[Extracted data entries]
********
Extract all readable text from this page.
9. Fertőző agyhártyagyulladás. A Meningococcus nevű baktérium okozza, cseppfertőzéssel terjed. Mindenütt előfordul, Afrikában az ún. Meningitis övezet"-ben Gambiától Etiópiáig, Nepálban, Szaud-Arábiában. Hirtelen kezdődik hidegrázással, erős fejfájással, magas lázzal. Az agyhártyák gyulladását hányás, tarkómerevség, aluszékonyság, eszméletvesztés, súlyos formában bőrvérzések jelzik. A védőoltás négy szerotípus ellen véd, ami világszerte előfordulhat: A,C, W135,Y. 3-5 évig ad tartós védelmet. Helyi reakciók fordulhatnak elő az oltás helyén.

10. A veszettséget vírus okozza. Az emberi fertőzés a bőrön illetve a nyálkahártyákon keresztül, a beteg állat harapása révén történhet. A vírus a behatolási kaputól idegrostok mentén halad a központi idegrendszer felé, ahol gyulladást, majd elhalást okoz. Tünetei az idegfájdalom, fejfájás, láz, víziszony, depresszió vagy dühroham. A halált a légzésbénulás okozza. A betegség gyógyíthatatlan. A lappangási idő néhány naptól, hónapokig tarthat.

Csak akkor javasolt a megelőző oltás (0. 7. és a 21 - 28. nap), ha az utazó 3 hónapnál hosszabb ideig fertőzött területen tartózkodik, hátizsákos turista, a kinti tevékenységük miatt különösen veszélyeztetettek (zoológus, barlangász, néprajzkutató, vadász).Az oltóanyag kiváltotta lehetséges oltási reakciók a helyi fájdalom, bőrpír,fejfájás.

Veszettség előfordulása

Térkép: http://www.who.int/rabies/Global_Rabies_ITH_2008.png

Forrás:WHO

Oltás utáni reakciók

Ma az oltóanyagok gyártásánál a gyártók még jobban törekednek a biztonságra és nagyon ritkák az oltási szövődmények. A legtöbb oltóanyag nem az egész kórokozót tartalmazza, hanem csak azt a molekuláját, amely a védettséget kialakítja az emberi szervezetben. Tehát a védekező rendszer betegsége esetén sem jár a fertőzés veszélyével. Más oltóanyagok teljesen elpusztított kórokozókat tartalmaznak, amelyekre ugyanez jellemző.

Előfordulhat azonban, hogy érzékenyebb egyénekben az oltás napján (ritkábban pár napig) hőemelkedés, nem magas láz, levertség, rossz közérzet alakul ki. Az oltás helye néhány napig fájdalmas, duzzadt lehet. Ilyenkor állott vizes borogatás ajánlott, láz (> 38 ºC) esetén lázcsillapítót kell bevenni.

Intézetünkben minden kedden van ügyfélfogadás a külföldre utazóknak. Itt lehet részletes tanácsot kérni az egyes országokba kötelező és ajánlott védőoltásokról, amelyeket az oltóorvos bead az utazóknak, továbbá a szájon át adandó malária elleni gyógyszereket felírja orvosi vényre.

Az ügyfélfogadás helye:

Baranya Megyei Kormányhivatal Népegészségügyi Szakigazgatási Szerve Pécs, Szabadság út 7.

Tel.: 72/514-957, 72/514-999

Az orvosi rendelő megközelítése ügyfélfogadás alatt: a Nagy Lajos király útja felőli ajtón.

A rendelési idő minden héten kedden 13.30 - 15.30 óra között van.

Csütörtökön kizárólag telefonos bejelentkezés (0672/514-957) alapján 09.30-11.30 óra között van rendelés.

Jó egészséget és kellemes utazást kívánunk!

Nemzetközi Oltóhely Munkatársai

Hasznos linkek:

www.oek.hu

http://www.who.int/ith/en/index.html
********
→ Work instructions: Extract from the data every line where "http" shows up.

→ Problem solution:
Térkép: http://www.who.int/rabies/Global_Rabies_ITH_2008.png
http://www.who.int/ith/en/index.html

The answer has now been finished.